[Entries with figure data]
::::

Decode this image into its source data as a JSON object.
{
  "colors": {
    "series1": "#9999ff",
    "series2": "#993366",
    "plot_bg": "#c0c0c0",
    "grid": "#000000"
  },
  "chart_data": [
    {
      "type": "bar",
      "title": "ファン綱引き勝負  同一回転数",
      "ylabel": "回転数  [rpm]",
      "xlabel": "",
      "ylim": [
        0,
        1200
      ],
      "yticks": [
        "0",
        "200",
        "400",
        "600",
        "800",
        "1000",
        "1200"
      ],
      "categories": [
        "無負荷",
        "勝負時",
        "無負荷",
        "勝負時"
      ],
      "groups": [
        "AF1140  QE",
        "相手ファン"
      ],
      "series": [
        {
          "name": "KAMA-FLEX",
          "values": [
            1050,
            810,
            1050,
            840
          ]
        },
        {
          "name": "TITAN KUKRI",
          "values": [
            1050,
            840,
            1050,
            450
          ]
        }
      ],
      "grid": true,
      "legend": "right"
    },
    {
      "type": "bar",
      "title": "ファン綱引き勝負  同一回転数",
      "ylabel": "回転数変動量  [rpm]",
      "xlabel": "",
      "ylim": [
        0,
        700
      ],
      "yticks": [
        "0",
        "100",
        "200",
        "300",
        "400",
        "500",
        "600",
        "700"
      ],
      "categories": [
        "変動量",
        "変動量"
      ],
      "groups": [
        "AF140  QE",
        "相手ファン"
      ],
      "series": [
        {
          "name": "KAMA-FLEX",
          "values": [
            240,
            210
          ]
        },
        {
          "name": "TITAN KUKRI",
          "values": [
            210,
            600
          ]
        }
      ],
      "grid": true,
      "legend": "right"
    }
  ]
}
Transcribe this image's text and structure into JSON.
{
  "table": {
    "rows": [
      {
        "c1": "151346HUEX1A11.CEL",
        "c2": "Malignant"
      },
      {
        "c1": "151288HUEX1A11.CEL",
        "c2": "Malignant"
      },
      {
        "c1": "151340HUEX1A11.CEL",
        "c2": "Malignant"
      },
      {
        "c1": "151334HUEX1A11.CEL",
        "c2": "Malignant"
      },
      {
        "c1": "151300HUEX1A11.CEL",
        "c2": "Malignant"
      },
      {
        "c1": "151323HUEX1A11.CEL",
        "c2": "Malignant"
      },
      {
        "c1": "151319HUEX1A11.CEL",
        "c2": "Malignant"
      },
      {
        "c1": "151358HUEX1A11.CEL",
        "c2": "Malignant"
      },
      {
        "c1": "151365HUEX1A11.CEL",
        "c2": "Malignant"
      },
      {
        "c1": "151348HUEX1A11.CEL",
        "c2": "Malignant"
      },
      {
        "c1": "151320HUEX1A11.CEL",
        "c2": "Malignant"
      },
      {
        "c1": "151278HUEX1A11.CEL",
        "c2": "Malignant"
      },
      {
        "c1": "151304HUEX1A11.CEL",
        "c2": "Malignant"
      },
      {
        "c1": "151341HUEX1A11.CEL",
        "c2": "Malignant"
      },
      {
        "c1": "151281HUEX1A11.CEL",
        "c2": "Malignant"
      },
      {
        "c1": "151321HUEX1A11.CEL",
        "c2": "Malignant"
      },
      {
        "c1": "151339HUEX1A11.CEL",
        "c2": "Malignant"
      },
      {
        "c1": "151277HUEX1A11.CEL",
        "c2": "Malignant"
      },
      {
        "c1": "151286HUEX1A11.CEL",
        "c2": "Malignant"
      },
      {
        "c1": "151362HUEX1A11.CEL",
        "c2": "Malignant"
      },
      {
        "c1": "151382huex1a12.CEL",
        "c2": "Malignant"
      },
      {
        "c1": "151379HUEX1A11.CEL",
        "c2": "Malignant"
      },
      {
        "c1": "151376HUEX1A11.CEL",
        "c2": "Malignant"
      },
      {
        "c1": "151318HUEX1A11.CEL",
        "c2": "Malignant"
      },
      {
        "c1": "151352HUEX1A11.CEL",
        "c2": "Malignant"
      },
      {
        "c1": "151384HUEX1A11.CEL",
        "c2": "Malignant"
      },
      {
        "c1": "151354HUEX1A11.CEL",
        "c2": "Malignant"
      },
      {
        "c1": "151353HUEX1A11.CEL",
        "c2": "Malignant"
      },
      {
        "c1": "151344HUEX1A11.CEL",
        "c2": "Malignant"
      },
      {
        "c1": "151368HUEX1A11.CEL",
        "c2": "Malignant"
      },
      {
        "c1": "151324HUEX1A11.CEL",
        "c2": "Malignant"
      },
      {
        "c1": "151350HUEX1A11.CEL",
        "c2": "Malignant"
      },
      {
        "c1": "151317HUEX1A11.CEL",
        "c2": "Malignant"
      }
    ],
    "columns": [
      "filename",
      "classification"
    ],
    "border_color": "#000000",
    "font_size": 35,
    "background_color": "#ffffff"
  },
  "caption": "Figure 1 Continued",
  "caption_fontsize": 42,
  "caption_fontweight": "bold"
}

::::

--- TO BE DONE ---
Every line above that contains the word "into" should be reported.

--- EXERCISE RESPONSE ---
Decode this image into its source data as a JSON object.
Transcribe this image's text and structure into JSON.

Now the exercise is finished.